**TO BE DONE**
Retype the whole listing verbatim and keep the pictures out of it.

··········

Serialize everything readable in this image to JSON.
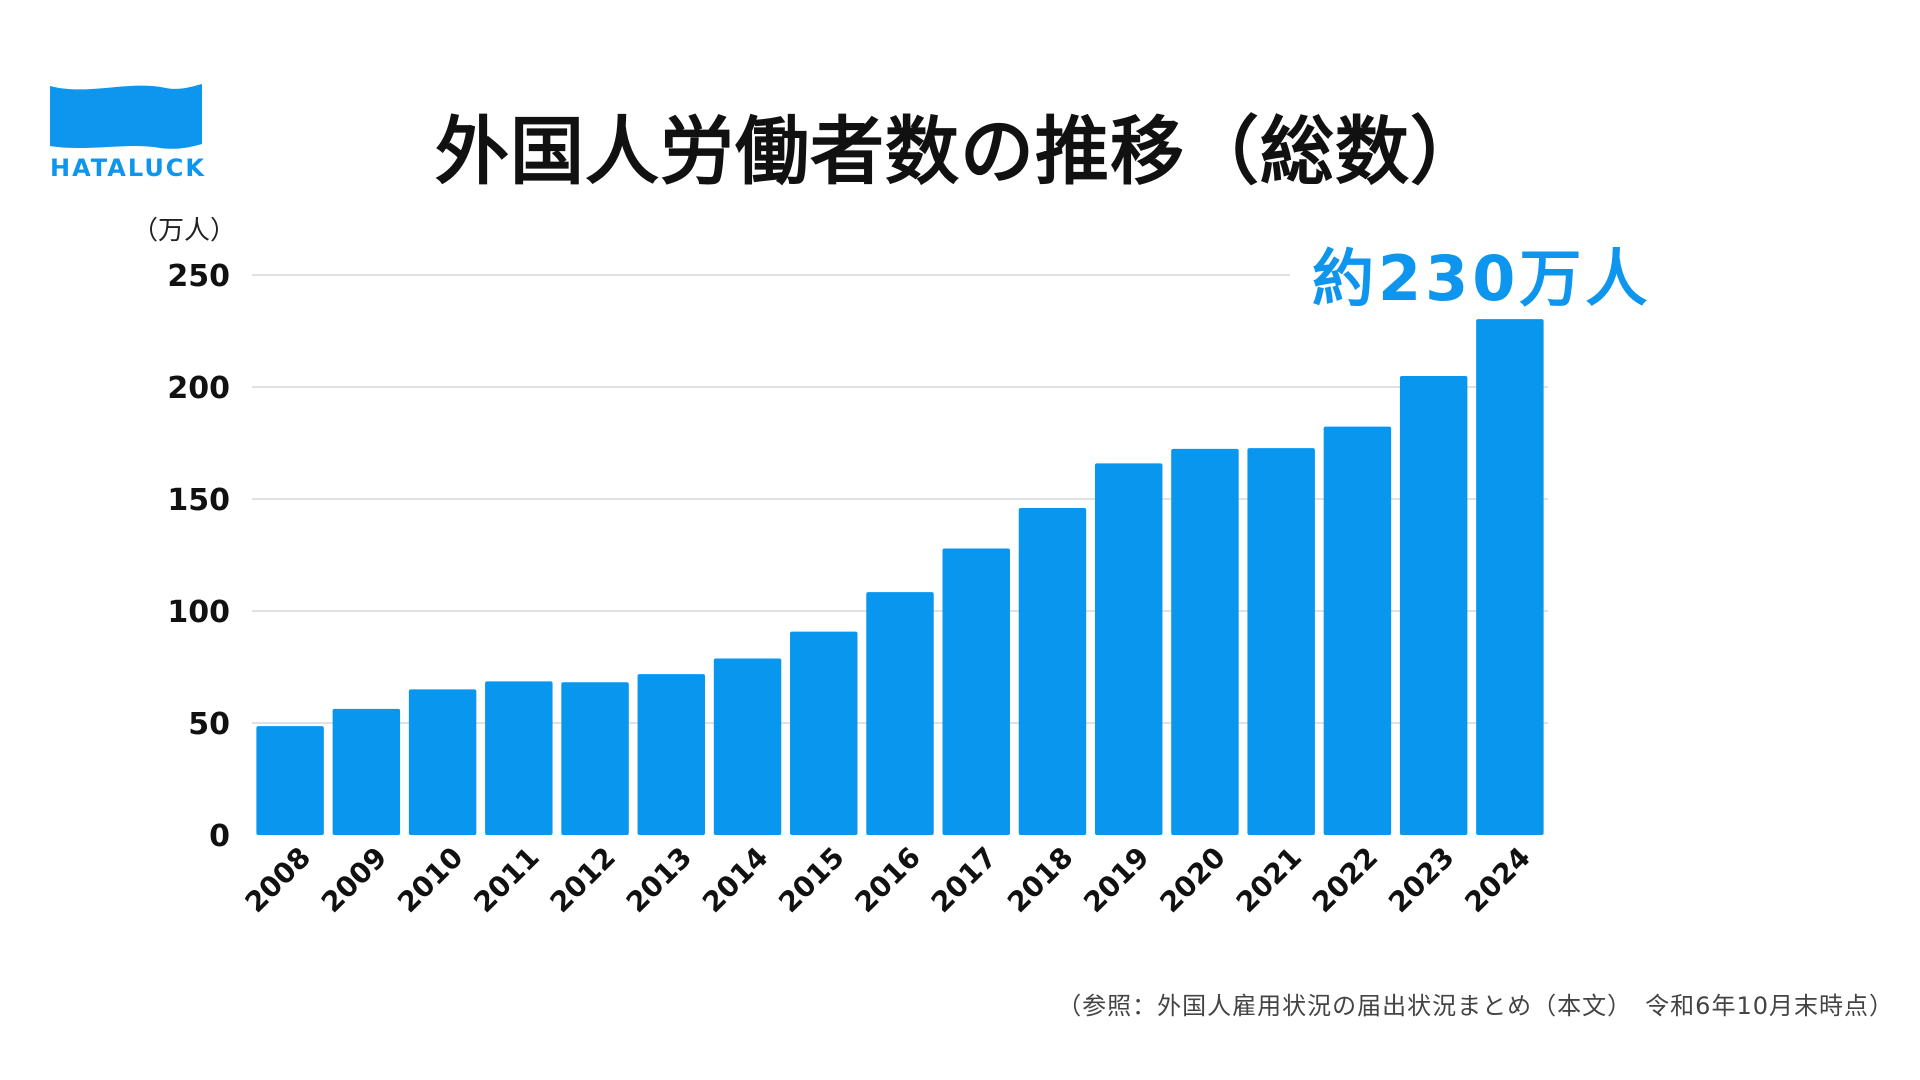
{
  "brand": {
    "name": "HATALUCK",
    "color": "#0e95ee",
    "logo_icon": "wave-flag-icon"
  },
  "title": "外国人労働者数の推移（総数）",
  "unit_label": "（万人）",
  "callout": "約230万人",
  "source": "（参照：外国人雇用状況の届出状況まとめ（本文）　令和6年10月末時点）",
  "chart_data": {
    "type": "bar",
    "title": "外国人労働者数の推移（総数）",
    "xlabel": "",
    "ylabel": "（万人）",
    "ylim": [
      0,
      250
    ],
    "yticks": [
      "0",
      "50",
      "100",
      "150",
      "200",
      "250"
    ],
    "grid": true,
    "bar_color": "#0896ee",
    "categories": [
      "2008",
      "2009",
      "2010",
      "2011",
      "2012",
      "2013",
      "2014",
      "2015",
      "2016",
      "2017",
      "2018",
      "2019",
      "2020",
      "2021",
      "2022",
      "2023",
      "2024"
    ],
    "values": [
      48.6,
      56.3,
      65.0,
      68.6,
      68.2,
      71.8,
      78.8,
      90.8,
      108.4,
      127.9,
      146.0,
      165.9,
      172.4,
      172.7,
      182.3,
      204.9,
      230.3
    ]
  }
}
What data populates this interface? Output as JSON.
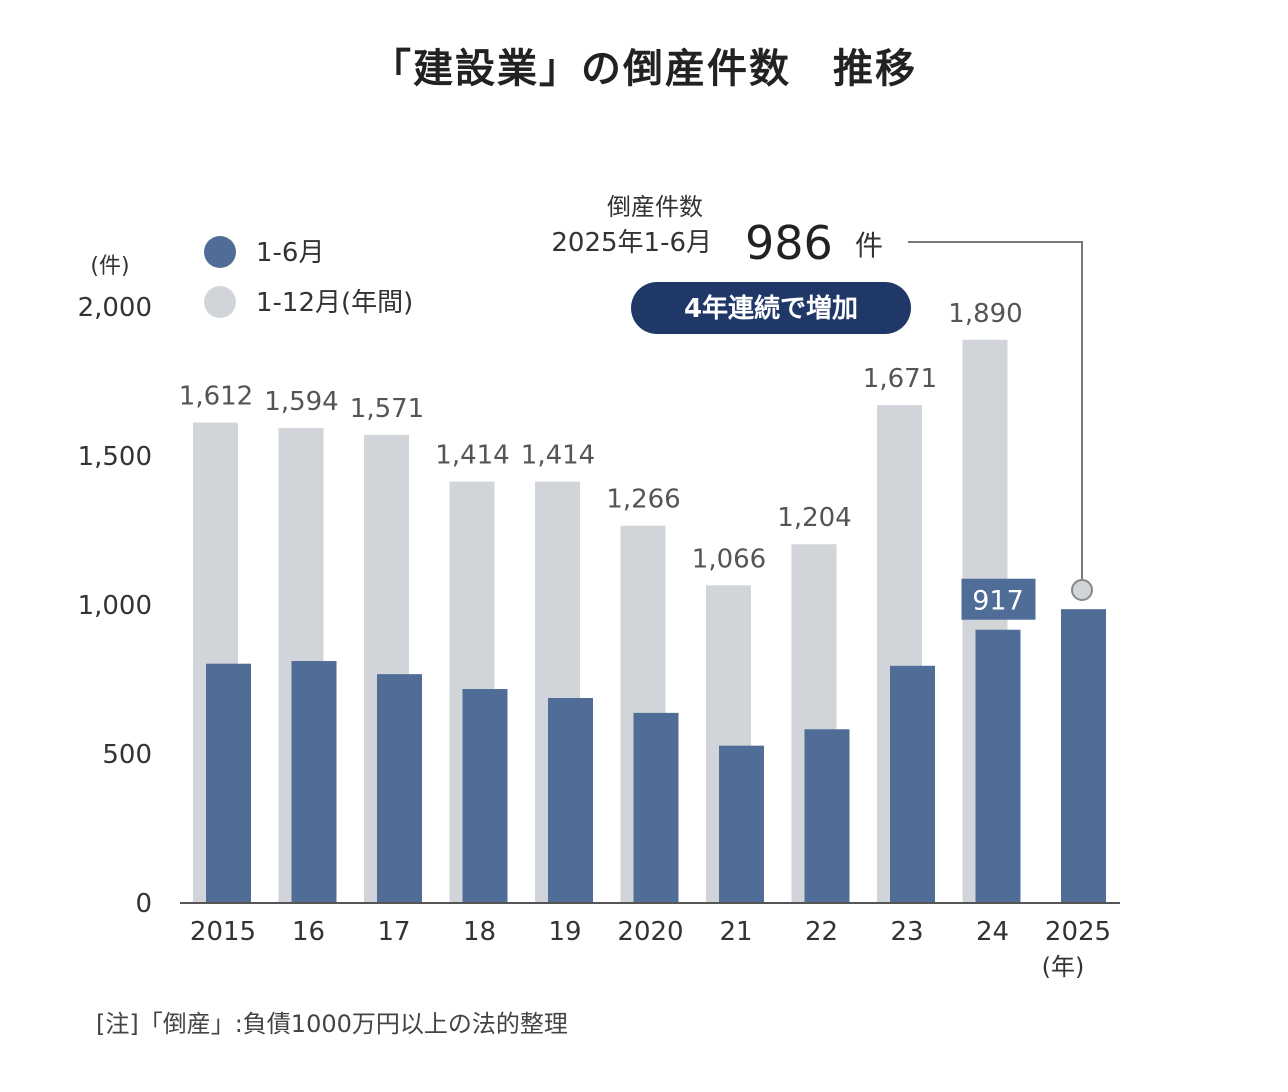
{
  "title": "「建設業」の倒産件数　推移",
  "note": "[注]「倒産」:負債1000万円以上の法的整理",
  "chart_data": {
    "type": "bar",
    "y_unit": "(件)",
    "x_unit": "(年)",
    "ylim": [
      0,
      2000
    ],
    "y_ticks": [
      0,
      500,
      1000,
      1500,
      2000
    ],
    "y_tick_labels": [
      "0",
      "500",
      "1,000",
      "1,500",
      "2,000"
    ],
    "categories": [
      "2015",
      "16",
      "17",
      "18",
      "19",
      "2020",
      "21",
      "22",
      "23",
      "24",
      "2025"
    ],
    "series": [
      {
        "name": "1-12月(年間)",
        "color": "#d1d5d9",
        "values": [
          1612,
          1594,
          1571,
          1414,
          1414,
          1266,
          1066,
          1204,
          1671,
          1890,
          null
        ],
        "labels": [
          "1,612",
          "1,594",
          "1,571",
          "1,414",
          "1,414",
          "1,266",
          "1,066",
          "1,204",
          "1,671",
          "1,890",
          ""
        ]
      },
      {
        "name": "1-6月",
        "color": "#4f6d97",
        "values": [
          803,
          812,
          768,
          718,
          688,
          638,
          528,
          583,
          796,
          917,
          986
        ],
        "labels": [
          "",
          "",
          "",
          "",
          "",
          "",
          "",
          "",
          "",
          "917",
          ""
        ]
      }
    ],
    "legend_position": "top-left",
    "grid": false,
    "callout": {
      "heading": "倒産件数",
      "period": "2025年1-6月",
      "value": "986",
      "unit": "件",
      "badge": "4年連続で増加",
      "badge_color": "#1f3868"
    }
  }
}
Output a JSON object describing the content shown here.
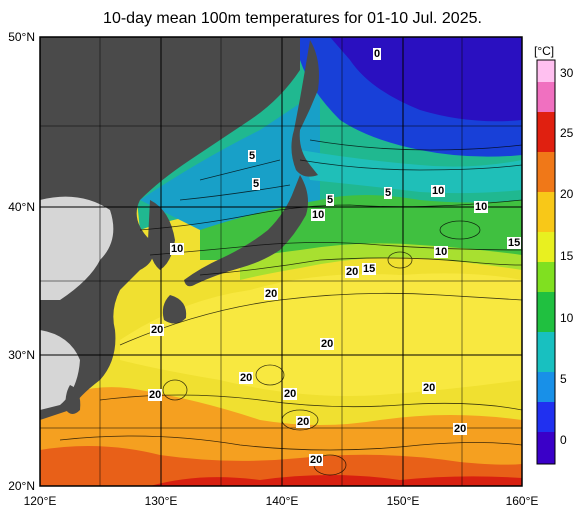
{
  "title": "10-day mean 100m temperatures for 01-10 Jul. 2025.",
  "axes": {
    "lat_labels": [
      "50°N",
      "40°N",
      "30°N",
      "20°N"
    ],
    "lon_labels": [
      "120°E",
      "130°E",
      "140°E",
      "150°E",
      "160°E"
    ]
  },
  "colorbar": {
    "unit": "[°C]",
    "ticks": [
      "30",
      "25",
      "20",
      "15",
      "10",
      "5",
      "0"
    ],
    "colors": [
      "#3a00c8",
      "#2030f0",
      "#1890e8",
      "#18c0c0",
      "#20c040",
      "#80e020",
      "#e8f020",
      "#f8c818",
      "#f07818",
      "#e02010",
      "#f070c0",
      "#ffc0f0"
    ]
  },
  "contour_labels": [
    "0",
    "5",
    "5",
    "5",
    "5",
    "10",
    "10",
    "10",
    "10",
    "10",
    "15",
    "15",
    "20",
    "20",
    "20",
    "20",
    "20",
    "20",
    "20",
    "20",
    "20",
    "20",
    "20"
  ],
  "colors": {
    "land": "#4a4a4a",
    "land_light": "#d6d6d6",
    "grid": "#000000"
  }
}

··········

**SOLUTION TO THIS TASK**
Serialize everything readable in this image to JSON.
{
  "brand": {
    "name": "HATALUCK",
    "color": "#0e95ee",
    "logo_icon": "wave-flag-icon"
  },
  "title": "外国人労働者数の推移（総数）",
  "unit_label": "（万人）",
  "callout": "約230万人",
  "source": "（参照：外国人雇用状況の届出状況まとめ（本文）　令和6年10月末時点）",
  "chart_data": {
    "type": "bar",
    "title": "外国人労働者数の推移（総数）",
    "xlabel": "",
    "ylabel": "（万人）",
    "ylim": [
      0,
      250
    ],
    "yticks": [
      "0",
      "50",
      "100",
      "150",
      "200",
      "250"
    ],
    "grid": true,
    "bar_color": "#0896ee",
    "categories": [
      "2008",
      "2009",
      "2010",
      "2011",
      "2012",
      "2013",
      "2014",
      "2015",
      "2016",
      "2017",
      "2018",
      "2019",
      "2020",
      "2021",
      "2022",
      "2023",
      "2024"
    ],
    "values": [
      48.6,
      56.3,
      65.0,
      68.6,
      68.2,
      71.8,
      78.8,
      90.8,
      108.4,
      127.9,
      146.0,
      165.9,
      172.4,
      172.7,
      182.3,
      204.9,
      230.3
    ]
  }
}
What data populates this interface? Output as JSON.
{
  "title": "「建設業」の倒産件数　推移",
  "note": "[注]「倒産」:負債1000万円以上の法的整理",
  "chart_data": {
    "type": "bar",
    "y_unit": "(件)",
    "x_unit": "(年)",
    "ylim": [
      0,
      2000
    ],
    "y_ticks": [
      0,
      500,
      1000,
      1500,
      2000
    ],
    "y_tick_labels": [
      "0",
      "500",
      "1,000",
      "1,500",
      "2,000"
    ],
    "categories": [
      "2015",
      "16",
      "17",
      "18",
      "19",
      "2020",
      "21",
      "22",
      "23",
      "24",
      "2025"
    ],
    "series": [
      {
        "name": "1-12月(年間)",
        "color": "#d1d5d9",
        "values": [
          1612,
          1594,
          1571,
          1414,
          1414,
          1266,
          1066,
          1204,
          1671,
          1890,
          null
        ],
        "labels": [
          "1,612",
          "1,594",
          "1,571",
          "1,414",
          "1,414",
          "1,266",
          "1,066",
          "1,204",
          "1,671",
          "1,890",
          ""
        ]
      },
      {
        "name": "1-6月",
        "color": "#4f6d97",
        "values": [
          803,
          812,
          768,
          718,
          688,
          638,
          528,
          583,
          796,
          917,
          986
        ],
        "labels": [
          "",
          "",
          "",
          "",
          "",
          "",
          "",
          "",
          "",
          "917",
          ""
        ]
      }
    ],
    "legend_position": "top-left",
    "grid": false,
    "callout": {
      "heading": "倒産件数",
      "period": "2025年1-6月",
      "value": "986",
      "unit": "件",
      "badge": "4年連続で増加",
      "badge_color": "#1f3868"
    }
  }
}
Output a JSON object describing the content shown here.
{
  "title": "10-day mean 100m temperatures for 01-10 Jul. 2025.",
  "axes": {
    "lat_labels": [
      "50°N",
      "40°N",
      "30°N",
      "20°N"
    ],
    "lon_labels": [
      "120°E",
      "130°E",
      "140°E",
      "150°E",
      "160°E"
    ]
  },
  "colorbar": {
    "unit": "[°C]",
    "ticks": [
      "30",
      "25",
      "20",
      "15",
      "10",
      "5",
      "0"
    ],
    "colors": [
      "#3a00c8",
      "#2030f0",
      "#1890e8",
      "#18c0c0",
      "#20c040",
      "#80e020",
      "#e8f020",
      "#f8c818",
      "#f07818",
      "#e02010",
      "#f070c0",
      "#ffc0f0"
    ]
  },
  "contour_labels": [
    "0",
    "5",
    "5",
    "5",
    "5",
    "10",
    "10",
    "10",
    "10",
    "10",
    "15",
    "15",
    "20",
    "20",
    "20",
    "20",
    "20",
    "20",
    "20",
    "20",
    "20",
    "20",
    "20"
  ],
  "colors": {
    "land": "#4a4a4a",
    "land_light": "#d6d6d6",
    "grid": "#000000"
  }
}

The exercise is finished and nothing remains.